Collected data:
· · · · · · ·
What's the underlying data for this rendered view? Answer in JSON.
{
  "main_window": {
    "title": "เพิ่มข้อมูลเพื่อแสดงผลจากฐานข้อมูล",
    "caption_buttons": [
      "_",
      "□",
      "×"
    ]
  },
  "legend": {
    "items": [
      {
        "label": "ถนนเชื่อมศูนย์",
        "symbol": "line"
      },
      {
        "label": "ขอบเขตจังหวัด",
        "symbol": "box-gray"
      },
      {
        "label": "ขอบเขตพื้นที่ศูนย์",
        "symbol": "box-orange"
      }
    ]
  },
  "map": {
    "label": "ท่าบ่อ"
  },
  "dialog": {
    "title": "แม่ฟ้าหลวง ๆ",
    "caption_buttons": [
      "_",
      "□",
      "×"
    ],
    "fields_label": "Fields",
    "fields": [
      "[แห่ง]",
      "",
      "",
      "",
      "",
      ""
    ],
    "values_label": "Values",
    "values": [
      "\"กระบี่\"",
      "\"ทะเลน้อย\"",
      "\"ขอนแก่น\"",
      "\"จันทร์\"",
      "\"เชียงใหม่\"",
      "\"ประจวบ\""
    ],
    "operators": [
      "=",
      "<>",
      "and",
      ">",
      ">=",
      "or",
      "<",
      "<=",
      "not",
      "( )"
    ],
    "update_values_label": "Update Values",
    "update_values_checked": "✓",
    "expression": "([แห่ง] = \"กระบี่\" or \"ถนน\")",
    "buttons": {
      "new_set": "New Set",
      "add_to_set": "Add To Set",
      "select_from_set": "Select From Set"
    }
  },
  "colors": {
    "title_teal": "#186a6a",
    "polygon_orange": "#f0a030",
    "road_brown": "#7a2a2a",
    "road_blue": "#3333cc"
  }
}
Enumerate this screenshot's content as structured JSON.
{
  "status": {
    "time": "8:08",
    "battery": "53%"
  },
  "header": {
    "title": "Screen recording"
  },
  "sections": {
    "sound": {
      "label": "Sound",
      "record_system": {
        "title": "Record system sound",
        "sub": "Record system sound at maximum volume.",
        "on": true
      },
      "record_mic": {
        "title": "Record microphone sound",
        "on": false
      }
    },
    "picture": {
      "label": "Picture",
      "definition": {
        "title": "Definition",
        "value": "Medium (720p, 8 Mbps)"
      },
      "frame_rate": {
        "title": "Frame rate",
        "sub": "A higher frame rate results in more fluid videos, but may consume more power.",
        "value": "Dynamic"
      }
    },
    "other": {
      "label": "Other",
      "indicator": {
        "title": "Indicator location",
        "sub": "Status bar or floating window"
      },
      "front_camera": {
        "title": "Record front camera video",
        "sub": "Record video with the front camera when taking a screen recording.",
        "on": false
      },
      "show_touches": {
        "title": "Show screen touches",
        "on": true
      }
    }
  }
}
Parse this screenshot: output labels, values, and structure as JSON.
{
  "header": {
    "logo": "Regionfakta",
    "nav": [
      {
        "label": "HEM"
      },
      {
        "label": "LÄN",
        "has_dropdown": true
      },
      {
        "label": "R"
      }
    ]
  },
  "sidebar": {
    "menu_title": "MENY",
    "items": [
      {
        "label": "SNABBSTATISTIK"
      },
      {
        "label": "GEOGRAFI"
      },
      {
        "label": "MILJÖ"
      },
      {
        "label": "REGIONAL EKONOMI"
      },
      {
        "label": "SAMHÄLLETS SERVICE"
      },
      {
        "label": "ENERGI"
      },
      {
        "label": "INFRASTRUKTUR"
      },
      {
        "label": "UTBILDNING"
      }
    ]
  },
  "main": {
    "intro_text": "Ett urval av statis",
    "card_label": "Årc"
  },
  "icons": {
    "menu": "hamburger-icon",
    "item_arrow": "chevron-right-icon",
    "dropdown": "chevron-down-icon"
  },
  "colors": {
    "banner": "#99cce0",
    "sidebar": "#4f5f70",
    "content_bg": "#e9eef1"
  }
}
· · · · · · ·
• THE REQUEST
Write out the whole listing again. Match it word for word.

• FINISHED ANSWER
What's the underlying data for this rendered view? Answer in JSON.
{
  "main_window": {
    "title": "เพิ่มข้อมูลเพื่อแสดงผลจากฐานข้อมูล",
    "caption_buttons": [
      "_",
      "□",
      "×"
    ]
  },
  "legend": {
    "items": [
      {
        "label": "ถนนเชื่อมศูนย์",
        "symbol": "line"
      },
      {
        "label": "ขอบเขตจังหวัด",
        "symbol": "box-gray"
      },
      {
        "label": "ขอบเขตพื้นที่ศูนย์",
        "symbol": "box-orange"
      }
    ]
  },
  "map": {
    "label": "ท่าบ่อ"
  },
  "dialog": {
    "title": "แม่ฟ้าหลวง ๆ",
    "caption_buttons": [
      "_",
      "□",
      "×"
    ],
    "fields_label": "Fields",
    "fields": [
      "[แห่ง]",
      "",
      "",
      "",
      "",
      ""
    ],
    "values_label": "Values",
    "values": [
      "\"กระบี่\"",
      "\"ทะเลน้อย\"",
      "\"ขอนแก่น\"",
      "\"จันทร์\"",
      "\"เชียงใหม่\"",
      "\"ประจวบ\""
    ],
    "operators": [
      "=",
      "<>",
      "and",
      ">",
      ">=",
      "or",
      "<",
      "<=",
      "not",
      "( )"
    ],
    "update_values_label": "Update Values",
    "update_values_checked": "✓",
    "expression": "([แห่ง] = \"กระบี่\" or \"ถนน\")",
    "buttons": {
      "new_set": "New Set",
      "add_to_set": "Add To Set",
      "select_from_set": "Select From Set"
    }
  },
  "colors": {
    "title_teal": "#186a6a",
    "polygon_orange": "#f0a030",
    "road_brown": "#7a2a2a",
    "road_blue": "#3333cc"
  }
}
Enumerate this screenshot's content as structured JSON.
{
  "status": {
    "time": "8:08",
    "battery": "53%"
  },
  "header": {
    "title": "Screen recording"
  },
  "sections": {
    "sound": {
      "label": "Sound",
      "record_system": {
        "title": "Record system sound",
        "sub": "Record system sound at maximum volume.",
        "on": true
      },
      "record_mic": {
        "title": "Record microphone sound",
        "on": false
      }
    },
    "picture": {
      "label": "Picture",
      "definition": {
        "title": "Definition",
        "value": "Medium (720p, 8 Mbps)"
      },
      "frame_rate": {
        "title": "Frame rate",
        "sub": "A higher frame rate results in more fluid videos, but may consume more power.",
        "value": "Dynamic"
      }
    },
    "other": {
      "label": "Other",
      "indicator": {
        "title": "Indicator location",
        "sub": "Status bar or floating window"
      },
      "front_camera": {
        "title": "Record front camera video",
        "sub": "Record video with the front camera when taking a screen recording.",
        "on": false
      },
      "show_touches": {
        "title": "Show screen touches",
        "on": true
      }
    }
  }
}
Parse this screenshot: output labels, values, and structure as JSON.
{
  "header": {
    "logo": "Regionfakta",
    "nav": [
      {
        "label": "HEM"
      },
      {
        "label": "LÄN",
        "has_dropdown": true
      },
      {
        "label": "R"
      }
    ]
  },
  "sidebar": {
    "menu_title": "MENY",
    "items": [
      {
        "label": "SNABBSTATISTIK"
      },
      {
        "label": "GEOGRAFI"
      },
      {
        "label": "MILJÖ"
      },
      {
        "label": "REGIONAL EKONOMI"
      },
      {
        "label": "SAMHÄLLETS SERVICE"
      },
      {
        "label": "ENERGI"
      },
      {
        "label": "INFRASTRUKTUR"
      },
      {
        "label": "UTBILDNING"
      }
    ]
  },
  "main": {
    "intro_text": "Ett urval av statis",
    "card_label": "Årc"
  },
  "icons": {
    "menu": "hamburger-icon",
    "item_arrow": "chevron-right-icon",
    "dropdown": "chevron-down-icon"
  },
  "colors": {
    "banner": "#99cce0",
    "sidebar": "#4f5f70",
    "content_bg": "#e9eef1"
  }
}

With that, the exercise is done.